### BRIEF
Print the stretch of the records from their first line through the line that contains "name-cell[interactable]: 一般钢套管制作安装 介质管道公称直径350mm以内", including both of those lines and changing nothing.

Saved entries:
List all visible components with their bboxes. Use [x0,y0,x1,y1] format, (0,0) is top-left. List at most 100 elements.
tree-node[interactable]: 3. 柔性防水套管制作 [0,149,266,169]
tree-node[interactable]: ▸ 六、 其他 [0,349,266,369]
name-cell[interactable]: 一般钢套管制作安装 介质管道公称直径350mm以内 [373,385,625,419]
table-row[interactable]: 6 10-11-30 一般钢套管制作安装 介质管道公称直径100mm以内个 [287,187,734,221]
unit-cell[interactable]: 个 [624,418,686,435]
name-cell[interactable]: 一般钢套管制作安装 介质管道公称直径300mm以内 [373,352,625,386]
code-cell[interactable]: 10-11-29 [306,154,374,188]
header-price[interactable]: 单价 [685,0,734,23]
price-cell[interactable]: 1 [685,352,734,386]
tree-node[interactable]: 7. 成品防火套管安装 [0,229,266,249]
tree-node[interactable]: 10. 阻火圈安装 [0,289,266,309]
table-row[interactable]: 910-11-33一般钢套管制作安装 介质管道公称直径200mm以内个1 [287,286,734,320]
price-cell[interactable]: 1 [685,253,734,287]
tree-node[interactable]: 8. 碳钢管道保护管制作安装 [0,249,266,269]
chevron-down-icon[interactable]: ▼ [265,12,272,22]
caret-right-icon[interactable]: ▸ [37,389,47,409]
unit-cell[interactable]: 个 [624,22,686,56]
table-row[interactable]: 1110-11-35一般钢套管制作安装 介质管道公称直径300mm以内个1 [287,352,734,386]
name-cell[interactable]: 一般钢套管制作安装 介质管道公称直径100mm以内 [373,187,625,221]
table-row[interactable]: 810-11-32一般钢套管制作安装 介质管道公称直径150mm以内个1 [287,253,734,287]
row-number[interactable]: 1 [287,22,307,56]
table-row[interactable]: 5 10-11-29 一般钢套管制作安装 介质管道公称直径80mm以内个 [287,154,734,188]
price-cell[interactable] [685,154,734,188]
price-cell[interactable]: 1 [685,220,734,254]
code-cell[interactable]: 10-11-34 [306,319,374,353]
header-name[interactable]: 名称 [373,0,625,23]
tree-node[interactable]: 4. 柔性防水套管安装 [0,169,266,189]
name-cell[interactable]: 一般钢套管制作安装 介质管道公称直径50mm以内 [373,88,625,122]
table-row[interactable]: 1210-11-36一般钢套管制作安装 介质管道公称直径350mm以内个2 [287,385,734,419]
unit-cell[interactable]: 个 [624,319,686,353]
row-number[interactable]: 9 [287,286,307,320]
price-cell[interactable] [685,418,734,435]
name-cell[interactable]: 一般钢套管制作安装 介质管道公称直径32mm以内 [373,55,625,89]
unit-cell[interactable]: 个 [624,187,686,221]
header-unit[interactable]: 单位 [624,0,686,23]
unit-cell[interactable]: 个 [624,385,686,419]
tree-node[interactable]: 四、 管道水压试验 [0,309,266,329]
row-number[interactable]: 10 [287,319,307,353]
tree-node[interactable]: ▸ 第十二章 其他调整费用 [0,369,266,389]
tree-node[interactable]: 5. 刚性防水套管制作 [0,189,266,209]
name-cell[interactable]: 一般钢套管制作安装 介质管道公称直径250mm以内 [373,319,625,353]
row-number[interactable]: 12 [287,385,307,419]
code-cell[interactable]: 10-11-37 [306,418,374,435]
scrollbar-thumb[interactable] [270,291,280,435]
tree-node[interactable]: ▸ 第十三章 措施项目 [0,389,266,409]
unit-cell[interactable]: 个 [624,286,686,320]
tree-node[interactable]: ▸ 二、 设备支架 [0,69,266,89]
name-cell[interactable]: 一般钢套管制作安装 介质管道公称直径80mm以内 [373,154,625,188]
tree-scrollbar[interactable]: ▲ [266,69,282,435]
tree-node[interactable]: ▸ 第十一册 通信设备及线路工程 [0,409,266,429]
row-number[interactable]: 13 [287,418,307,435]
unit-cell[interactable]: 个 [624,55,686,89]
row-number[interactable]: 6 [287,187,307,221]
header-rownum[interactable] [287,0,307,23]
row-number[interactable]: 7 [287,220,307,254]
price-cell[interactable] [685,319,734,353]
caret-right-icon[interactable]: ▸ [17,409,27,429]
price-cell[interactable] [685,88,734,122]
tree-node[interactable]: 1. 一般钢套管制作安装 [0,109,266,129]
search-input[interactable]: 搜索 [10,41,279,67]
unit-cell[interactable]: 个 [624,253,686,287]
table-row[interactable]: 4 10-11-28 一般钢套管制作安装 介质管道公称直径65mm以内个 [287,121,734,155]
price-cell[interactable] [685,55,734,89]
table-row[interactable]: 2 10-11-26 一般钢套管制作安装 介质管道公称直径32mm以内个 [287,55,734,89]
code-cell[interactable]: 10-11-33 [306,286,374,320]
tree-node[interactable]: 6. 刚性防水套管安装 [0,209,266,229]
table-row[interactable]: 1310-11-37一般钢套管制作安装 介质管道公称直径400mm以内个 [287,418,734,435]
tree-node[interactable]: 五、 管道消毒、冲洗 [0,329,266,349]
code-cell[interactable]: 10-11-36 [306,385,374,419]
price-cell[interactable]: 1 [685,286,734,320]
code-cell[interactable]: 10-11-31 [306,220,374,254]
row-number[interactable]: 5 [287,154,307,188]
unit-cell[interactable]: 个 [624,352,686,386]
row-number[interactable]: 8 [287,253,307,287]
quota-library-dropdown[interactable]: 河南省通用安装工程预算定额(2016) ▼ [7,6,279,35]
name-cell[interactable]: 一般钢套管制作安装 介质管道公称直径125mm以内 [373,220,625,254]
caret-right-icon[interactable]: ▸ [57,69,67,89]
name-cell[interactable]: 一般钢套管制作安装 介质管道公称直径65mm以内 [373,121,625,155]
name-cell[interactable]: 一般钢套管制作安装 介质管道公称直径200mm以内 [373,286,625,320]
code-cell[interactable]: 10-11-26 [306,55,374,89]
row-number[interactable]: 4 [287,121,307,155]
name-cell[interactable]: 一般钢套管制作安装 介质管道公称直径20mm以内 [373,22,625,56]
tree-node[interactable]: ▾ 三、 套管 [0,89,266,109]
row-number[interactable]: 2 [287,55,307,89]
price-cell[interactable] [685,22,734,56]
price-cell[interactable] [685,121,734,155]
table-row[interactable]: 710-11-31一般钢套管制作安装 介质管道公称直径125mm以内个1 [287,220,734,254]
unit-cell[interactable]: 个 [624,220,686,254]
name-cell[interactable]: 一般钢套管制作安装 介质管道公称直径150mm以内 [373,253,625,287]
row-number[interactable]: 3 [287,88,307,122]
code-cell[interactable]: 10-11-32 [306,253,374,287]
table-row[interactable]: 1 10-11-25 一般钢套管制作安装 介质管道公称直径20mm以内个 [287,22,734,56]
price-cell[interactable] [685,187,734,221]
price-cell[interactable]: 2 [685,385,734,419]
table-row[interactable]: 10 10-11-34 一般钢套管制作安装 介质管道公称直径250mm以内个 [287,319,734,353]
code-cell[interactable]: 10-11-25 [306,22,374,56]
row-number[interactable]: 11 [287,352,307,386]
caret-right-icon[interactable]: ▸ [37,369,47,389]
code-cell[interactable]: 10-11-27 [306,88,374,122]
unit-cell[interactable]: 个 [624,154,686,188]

### OUTPUT FOR THIS EXERCISE
List all visible components with their bboxes. Use [x0,y0,x1,y1] format, (0,0) is top-left. List at most 100 elements.
tree-node[interactable]: 3. 柔性防水套管制作 [0,149,266,169]
tree-node[interactable]: ▸ 六、 其他 [0,349,266,369]
name-cell[interactable]: 一般钢套管制作安装 介质管道公称直径350mm以内 [373,385,625,419]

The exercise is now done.